**TASK DESCRIPTION**. Return the number of lines below with "PHARMA" in them, and nothing else.

START RECORDS TO USE

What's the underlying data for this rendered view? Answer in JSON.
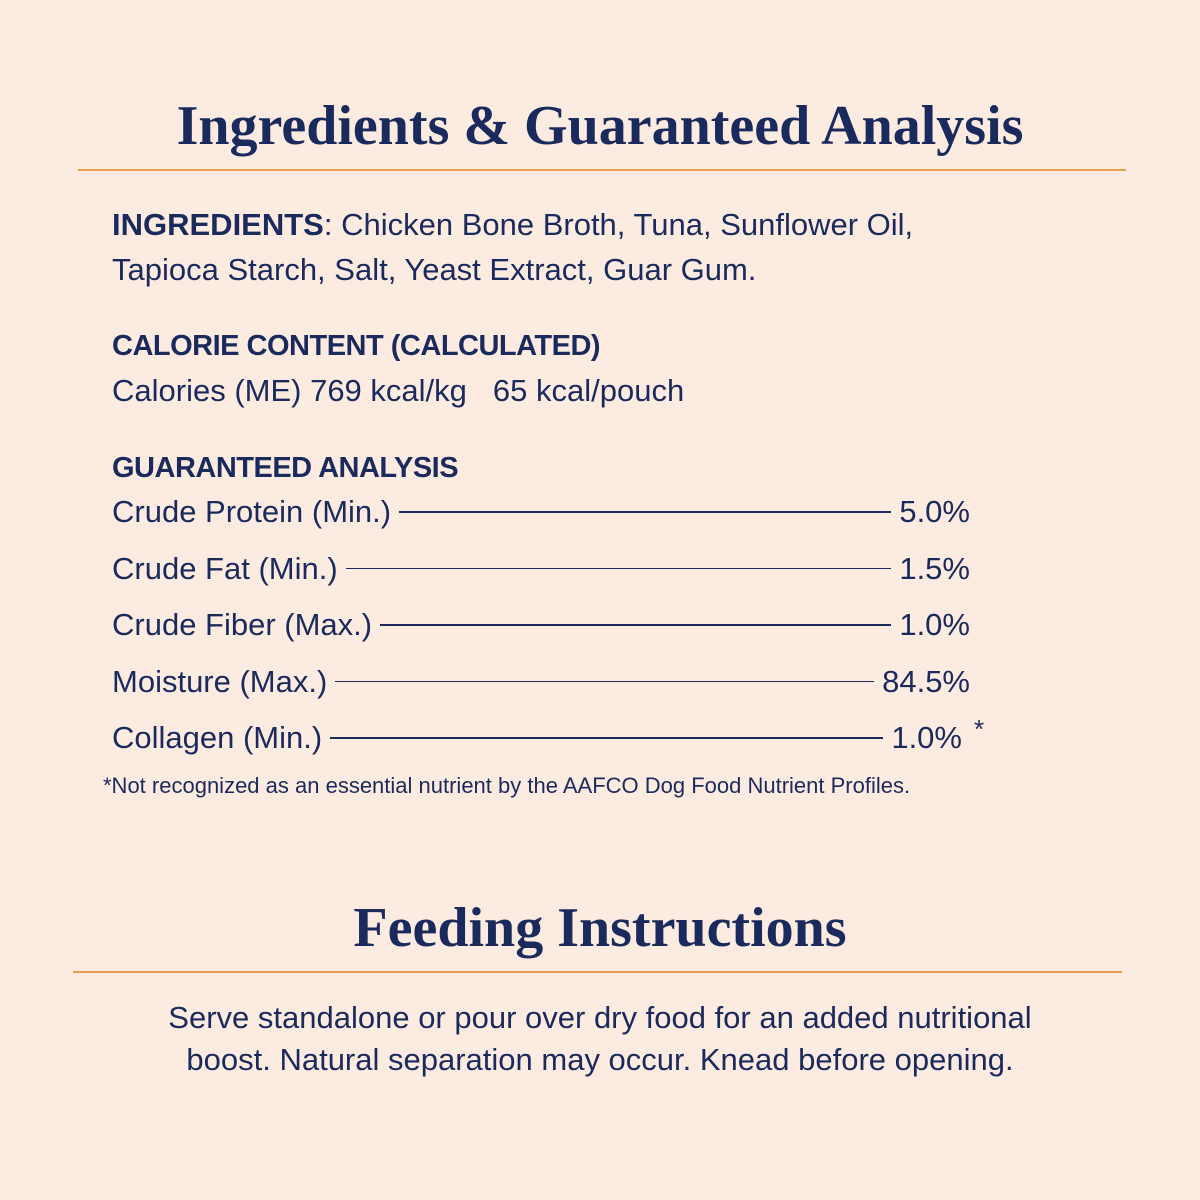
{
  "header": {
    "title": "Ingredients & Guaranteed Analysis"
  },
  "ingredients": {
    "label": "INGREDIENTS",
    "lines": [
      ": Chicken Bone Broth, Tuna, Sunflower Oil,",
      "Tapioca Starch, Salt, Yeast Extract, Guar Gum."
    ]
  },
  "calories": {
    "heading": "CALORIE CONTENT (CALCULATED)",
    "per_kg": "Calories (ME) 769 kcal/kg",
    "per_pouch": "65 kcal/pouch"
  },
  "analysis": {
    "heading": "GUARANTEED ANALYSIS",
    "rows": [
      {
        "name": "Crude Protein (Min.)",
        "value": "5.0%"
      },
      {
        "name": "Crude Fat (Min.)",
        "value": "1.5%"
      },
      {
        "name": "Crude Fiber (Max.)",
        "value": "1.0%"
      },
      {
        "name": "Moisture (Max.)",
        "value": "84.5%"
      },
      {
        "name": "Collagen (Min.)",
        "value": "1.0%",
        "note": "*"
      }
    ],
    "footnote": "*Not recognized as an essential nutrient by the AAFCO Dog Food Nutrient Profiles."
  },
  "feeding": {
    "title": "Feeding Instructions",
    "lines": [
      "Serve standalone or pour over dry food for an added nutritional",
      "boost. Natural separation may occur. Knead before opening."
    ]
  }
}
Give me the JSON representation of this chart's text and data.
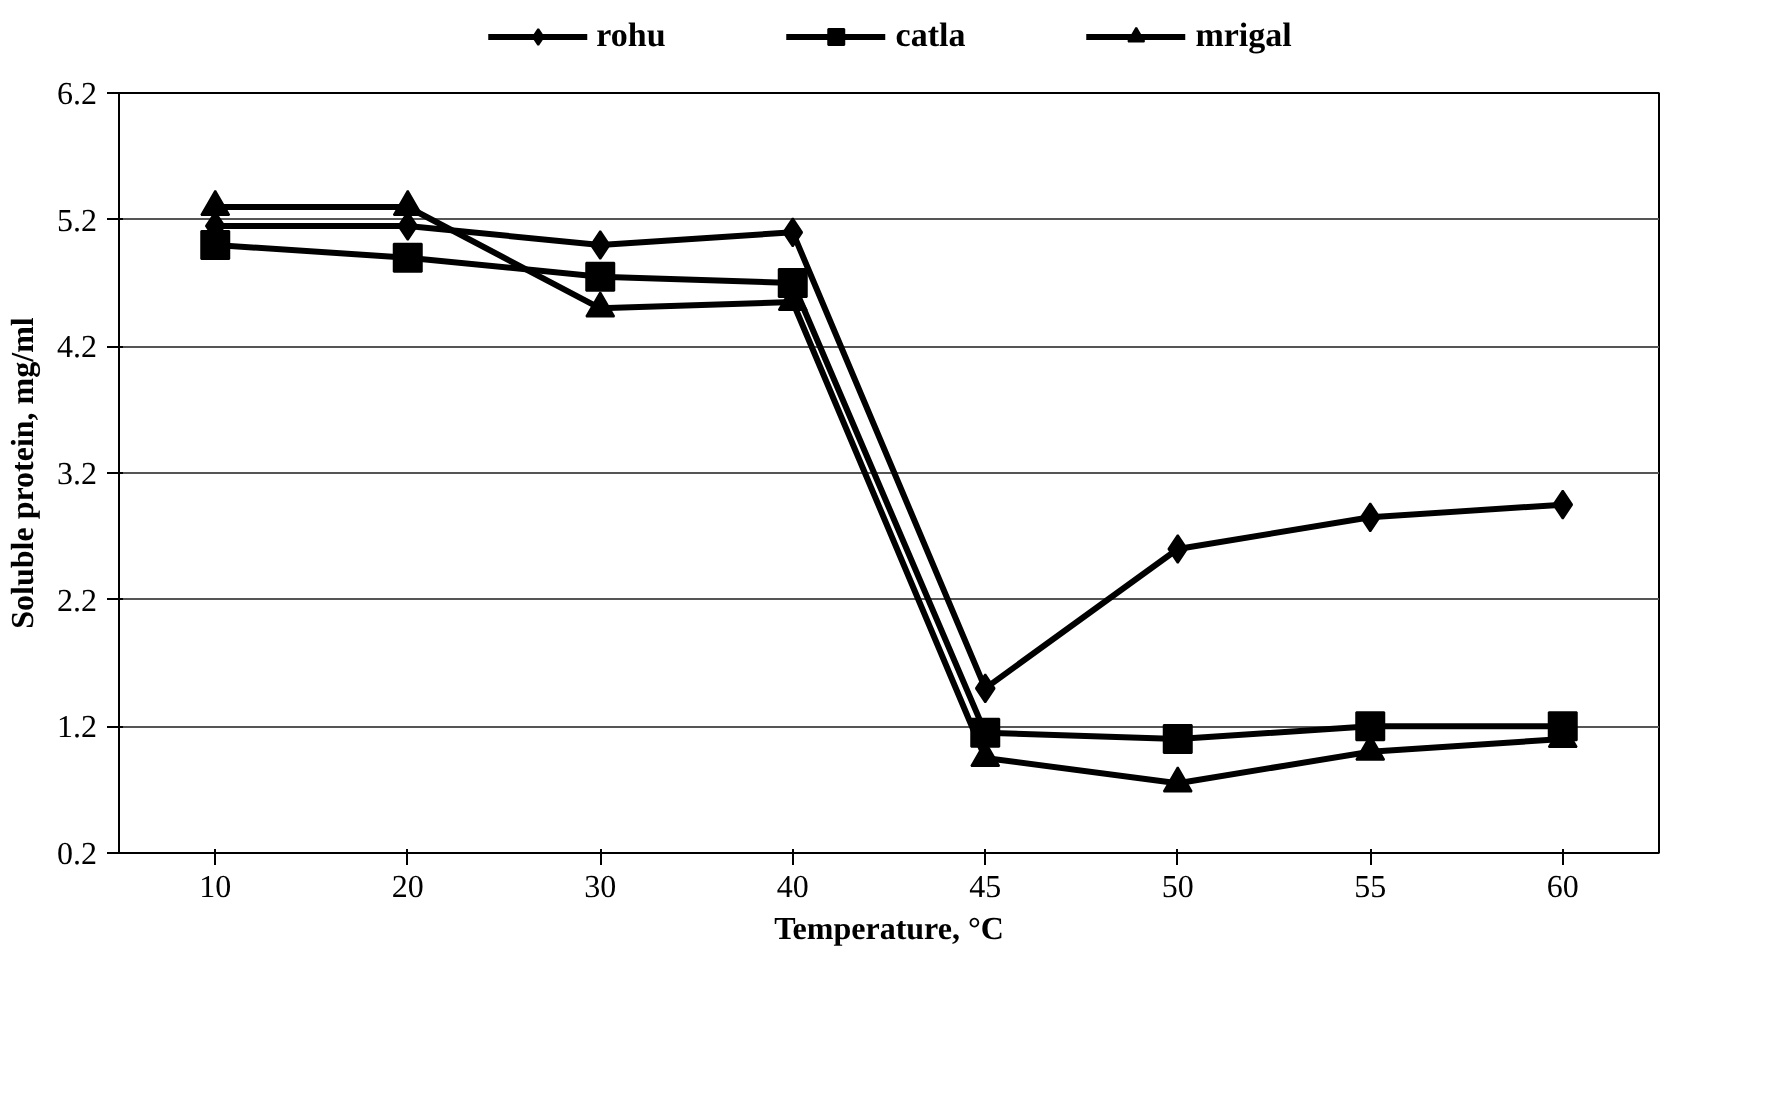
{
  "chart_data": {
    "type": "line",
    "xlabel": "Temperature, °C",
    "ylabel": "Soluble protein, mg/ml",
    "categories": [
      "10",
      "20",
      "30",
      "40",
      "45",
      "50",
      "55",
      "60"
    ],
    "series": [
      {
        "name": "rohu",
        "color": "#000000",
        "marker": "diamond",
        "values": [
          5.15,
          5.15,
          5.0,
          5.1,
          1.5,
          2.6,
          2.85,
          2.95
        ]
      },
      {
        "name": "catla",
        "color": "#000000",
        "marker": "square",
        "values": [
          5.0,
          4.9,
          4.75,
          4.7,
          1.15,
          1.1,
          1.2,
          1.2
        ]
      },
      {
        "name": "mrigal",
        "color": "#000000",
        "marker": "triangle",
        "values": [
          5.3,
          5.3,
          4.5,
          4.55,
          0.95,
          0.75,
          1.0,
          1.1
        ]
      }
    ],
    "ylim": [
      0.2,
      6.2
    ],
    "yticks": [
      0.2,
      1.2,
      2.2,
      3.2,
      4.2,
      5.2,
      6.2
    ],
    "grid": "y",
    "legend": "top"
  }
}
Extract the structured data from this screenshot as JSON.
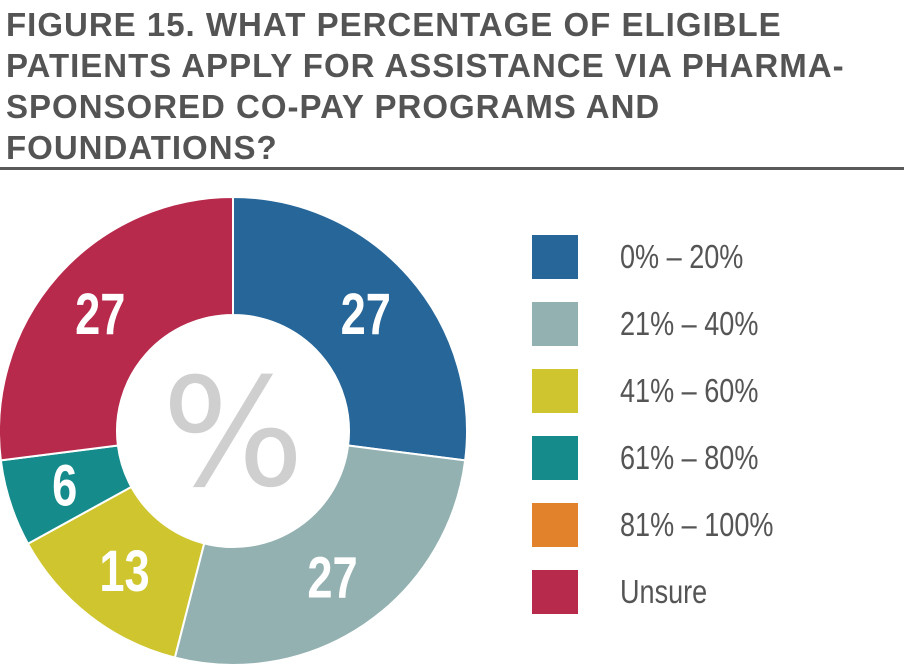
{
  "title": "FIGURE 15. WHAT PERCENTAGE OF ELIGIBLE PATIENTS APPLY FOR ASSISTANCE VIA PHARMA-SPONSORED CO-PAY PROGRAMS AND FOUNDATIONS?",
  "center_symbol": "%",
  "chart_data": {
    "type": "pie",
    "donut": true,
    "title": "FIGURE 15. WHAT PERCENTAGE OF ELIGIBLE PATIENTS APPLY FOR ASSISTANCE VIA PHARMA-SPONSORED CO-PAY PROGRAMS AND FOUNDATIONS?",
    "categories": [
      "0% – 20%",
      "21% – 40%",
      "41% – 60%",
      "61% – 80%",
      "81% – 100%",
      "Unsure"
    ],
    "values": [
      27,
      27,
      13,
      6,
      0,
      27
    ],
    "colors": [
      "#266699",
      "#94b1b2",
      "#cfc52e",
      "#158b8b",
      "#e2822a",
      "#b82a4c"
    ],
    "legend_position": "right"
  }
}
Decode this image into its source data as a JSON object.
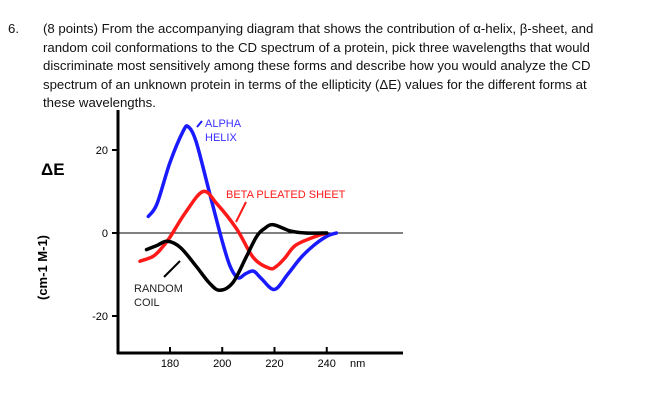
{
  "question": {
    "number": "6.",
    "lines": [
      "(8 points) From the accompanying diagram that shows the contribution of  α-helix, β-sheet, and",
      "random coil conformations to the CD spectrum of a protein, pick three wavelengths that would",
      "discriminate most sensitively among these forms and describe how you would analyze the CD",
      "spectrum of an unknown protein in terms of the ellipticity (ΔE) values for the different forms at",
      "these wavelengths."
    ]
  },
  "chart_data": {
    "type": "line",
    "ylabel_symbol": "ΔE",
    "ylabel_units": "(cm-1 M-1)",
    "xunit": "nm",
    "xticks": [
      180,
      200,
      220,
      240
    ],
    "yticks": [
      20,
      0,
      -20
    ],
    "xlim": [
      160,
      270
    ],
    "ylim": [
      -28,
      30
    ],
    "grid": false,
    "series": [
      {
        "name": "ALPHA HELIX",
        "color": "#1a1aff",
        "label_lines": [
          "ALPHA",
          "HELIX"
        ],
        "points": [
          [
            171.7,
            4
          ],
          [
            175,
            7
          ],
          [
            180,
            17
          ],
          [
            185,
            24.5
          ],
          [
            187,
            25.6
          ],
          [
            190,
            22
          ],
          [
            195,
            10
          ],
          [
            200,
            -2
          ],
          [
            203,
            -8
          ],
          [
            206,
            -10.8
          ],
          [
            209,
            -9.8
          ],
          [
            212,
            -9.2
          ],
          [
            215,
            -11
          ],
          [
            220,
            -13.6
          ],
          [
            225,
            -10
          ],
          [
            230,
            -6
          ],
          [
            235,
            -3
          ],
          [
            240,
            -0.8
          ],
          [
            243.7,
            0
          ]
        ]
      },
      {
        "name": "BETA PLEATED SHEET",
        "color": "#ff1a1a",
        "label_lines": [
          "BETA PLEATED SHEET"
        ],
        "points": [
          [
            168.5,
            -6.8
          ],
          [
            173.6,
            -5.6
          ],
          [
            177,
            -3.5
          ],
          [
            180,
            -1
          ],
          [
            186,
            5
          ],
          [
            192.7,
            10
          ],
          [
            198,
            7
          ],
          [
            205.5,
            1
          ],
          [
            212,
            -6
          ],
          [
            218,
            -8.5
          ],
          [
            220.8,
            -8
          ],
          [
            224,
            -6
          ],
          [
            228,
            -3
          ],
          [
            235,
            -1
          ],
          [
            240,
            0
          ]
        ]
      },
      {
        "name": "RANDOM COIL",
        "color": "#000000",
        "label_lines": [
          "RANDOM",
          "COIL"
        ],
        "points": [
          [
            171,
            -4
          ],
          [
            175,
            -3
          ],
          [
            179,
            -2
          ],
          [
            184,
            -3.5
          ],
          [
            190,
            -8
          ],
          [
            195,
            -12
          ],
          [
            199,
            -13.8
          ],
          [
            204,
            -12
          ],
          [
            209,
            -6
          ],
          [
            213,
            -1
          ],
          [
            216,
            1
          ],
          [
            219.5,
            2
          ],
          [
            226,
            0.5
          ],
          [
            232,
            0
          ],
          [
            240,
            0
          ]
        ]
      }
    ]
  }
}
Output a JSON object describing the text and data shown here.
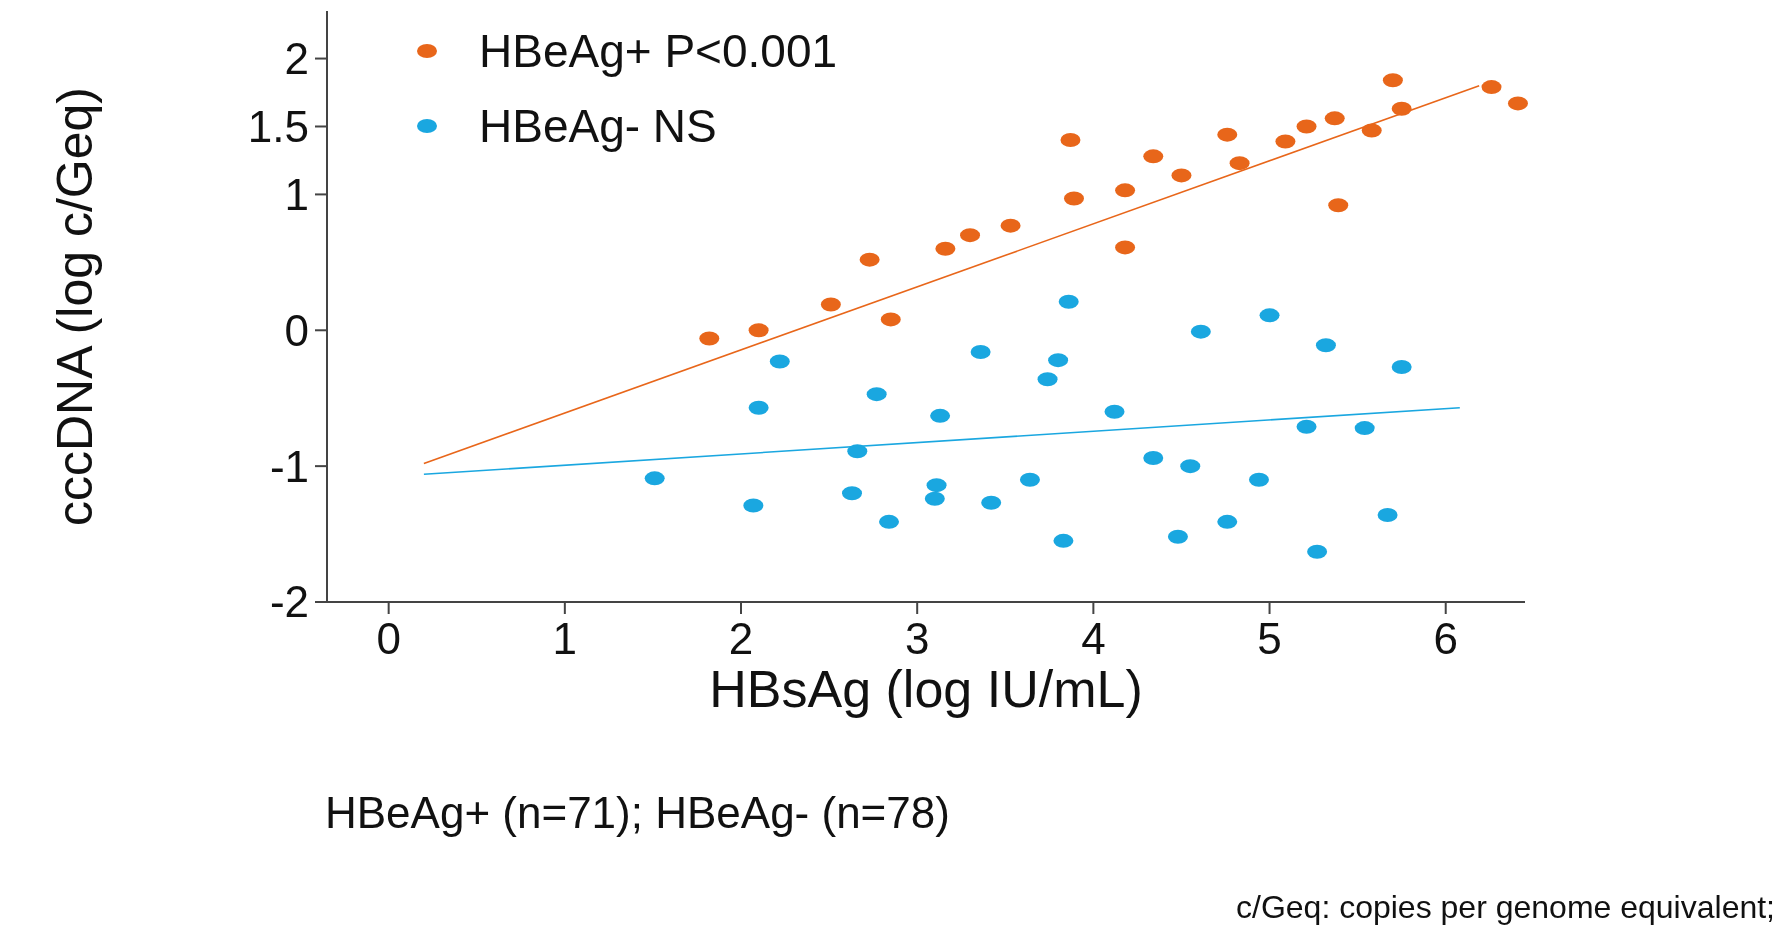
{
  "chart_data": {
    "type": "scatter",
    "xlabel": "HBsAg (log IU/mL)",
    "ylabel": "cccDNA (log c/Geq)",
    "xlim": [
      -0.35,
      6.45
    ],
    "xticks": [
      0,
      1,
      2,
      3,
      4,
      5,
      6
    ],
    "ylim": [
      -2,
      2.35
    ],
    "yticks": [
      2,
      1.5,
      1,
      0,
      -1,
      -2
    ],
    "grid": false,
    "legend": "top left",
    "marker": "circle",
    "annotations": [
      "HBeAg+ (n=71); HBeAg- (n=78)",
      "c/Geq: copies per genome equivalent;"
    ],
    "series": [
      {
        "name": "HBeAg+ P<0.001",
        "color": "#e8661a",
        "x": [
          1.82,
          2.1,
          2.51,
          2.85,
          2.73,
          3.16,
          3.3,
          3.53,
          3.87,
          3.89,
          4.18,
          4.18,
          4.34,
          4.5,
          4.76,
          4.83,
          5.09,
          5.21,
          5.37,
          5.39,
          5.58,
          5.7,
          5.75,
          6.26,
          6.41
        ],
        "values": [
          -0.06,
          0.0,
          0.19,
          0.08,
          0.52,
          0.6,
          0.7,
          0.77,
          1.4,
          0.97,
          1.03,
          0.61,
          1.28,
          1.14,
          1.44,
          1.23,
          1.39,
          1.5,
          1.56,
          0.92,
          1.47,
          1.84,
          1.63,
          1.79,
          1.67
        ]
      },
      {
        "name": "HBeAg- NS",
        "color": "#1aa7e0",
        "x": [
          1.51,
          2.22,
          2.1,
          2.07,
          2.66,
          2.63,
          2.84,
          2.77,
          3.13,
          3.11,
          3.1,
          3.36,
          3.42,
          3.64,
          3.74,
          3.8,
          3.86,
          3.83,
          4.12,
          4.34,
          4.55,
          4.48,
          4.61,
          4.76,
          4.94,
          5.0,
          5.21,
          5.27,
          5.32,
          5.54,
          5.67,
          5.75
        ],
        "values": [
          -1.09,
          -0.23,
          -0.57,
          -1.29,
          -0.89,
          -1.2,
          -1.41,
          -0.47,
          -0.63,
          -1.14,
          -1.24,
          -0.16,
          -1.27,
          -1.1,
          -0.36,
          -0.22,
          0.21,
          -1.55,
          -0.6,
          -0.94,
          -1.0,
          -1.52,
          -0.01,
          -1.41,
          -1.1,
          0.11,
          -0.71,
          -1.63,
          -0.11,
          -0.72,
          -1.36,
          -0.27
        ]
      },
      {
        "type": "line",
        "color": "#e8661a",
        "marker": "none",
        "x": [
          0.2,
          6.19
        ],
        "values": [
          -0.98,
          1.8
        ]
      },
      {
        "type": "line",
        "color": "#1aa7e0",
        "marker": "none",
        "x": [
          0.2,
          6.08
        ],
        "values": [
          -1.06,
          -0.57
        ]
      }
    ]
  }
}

END RECORDS TO USE

**EXERCISE RESPONSE**. 2